Task prompt »
Repeat each entry as written, dropping any picture you find.

Source data »
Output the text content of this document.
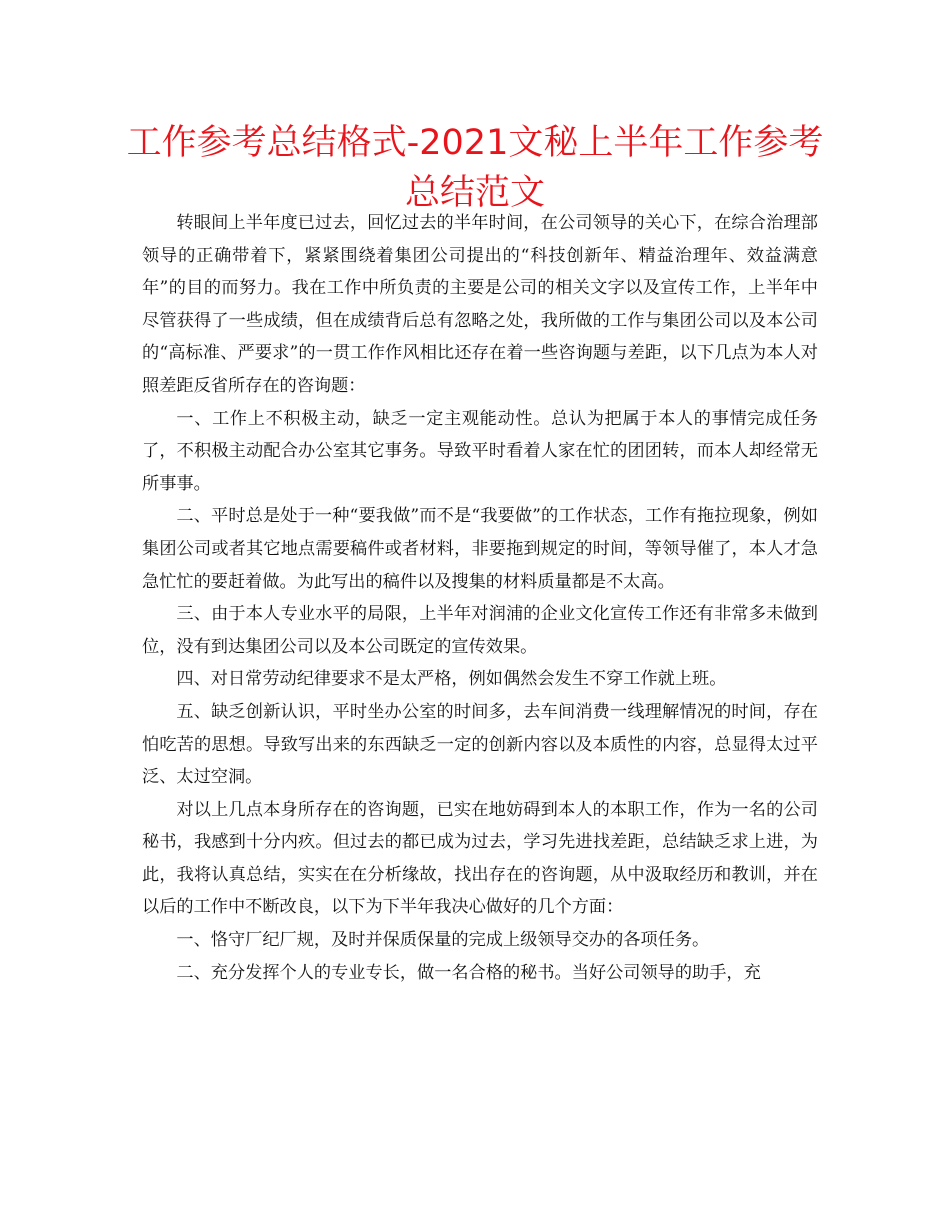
工作参考总结格式-2021文秘上半年工作参考总结范文

转眼间上半年度已过去，回忆过去的半年时间，在公司领导的关心下，在综合治理部领导的正确带着下，紧紧围绕着集团公司提出的“科技创新年、精益治理年、效益满意年”的目的而努力。我在工作中所负责的主要是公司的相关文字以及宣传工作，上半年中尽管获得了一些成绩，但在成绩背后总有忽略之处，我所做的工作与集团公司以及本公司的“高标准、严要求”的一贯工作作风相比还存在着一些咨询题与差距，以下几点为本人对照差距反省所存在的咨询题：

一、工作上不积极主动，缺乏一定主观能动性。总认为把属于本人的事情完成任务了，不积极主动配合办公室其它事务。导致平时看着人家在忙的团团转，而本人却经常无所事事。

二、平时总是处于一种“要我做”而不是“我要做”的工作状态，工作有拖拉现象，例如集团公司或者其它地点需要稿件或者材料，非要拖到规定的时间，等领导催了，本人才急急忙忙的要赶着做。为此写出的稿件以及搜集的材料质量都是不太高。

三、由于本人专业水平的局限，上半年对润浦的企业文化宣传工作还有非常多未做到位，没有到达集团公司以及本公司既定的宣传效果。

四、对日常劳动纪律要求不是太严格，例如偶然会发生不穿工作就上班。

五、缺乏创新认识，平时坐办公室的时间多，去车间消费一线理解情况的时间，存在怕吃苦的思想。导致写出来的东西缺乏一定的创新内容以及本质性的内容，总显得太过平泛、太过空洞。

对以上几点本身所存在的咨询题，已实在地妨碍到本人的本职工作，作为一名的公司秘书，我感到十分内疚。但过去的都已成为过去，学习先进找差距，总结缺乏求上进，为此，我将认真总结，实实在在分析缘故，找出存在的咨询题，从中汲取经历和教训，并在以后的工作中不断改良，以下为下半年我决心做好的几个方面：

一、恪守厂纪厂规，及时并保质保量的完成上级领导交办的各项任务。

二、充分发挥个人的专业专长，做一名合格的秘书。当好公司领导的助手，充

Task answer »
Output the text content of this document.
工作参考总结格式-2021文秘上半年工作参考总结范文

转眼间上半年度已过去，回忆过去的半年时间，在公司领导的关心下，在综合治理部领导的正确带着下，紧紧围绕着集团公司提出的“科技创新年、精益治理年、效益满意年”的目的而努力。我在工作中所负责的主要是公司的相关文字以及宣传工作，上半年中尽管获得了一些成绩，但在成绩背后总有忽略之处，我所做的工作与集团公司以及本公司的“高标准、严要求”的一贯工作作风相比还存在着一些咨询题与差距，以下几点为本人对照差距反省所存在的咨询题：

一、工作上不积极主动，缺乏一定主观能动性。总认为把属于本人的事情完成任务了，不积极主动配合办公室其它事务。导致平时看着人家在忙的团团转，而本人却经常无所事事。

二、平时总是处于一种“要我做”而不是“我要做”的工作状态，工作有拖拉现象，例如集团公司或者其它地点需要稿件或者材料，非要拖到规定的时间，等领导催了，本人才急急忙忙的要赶着做。为此写出的稿件以及搜集的材料质量都是不太高。

三、由于本人专业水平的局限，上半年对润浦的企业文化宣传工作还有非常多未做到位，没有到达集团公司以及本公司既定的宣传效果。

四、对日常劳动纪律要求不是太严格，例如偶然会发生不穿工作就上班。

五、缺乏创新认识，平时坐办公室的时间多，去车间消费一线理解情况的时间，存在怕吃苦的思想。导致写出来的东西缺乏一定的创新内容以及本质性的内容，总显得太过平泛、太过空洞。

对以上几点本身所存在的咨询题，已实在地妨碍到本人的本职工作，作为一名的公司秘书，我感到十分内疚。但过去的都已成为过去，学习先进找差距，总结缺乏求上进，为此，我将认真总结，实实在在分析缘故，找出存在的咨询题，从中汲取经历和教训，并在以后的工作中不断改良，以下为下半年我决心做好的几个方面：

一、恪守厂纪厂规，及时并保质保量的完成上级领导交办的各项任务。

二、充分发挥个人的专业专长，做一名合格的秘书。当好公司领导的助手，充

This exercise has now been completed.